WHAT IS ASKED: Pick out each line containing the string "Incidence".
◇ ◇ ◇
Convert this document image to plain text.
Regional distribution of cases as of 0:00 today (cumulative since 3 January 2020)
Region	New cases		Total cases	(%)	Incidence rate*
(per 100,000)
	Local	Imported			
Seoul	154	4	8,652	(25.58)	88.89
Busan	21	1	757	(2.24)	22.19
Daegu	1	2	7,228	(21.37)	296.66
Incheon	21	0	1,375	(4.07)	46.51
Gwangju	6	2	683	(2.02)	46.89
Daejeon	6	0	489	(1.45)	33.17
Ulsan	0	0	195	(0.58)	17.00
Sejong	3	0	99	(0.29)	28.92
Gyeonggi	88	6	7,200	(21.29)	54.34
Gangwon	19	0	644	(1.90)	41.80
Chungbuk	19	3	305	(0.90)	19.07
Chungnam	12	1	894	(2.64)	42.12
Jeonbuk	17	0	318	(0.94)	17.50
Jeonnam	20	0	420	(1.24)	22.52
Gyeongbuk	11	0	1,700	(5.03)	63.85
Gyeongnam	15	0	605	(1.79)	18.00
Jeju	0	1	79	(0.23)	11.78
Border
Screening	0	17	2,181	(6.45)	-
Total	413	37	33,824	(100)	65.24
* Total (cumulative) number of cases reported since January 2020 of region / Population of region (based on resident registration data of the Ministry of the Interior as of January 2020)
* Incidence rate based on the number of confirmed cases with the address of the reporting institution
◇ ◇ ◇
EXERCISE SOLUTION:
Region	New cases		Total cases	(%)	Incidence rate*
* Incidence rate based on the number of confirmed cases with the address of the reporting institution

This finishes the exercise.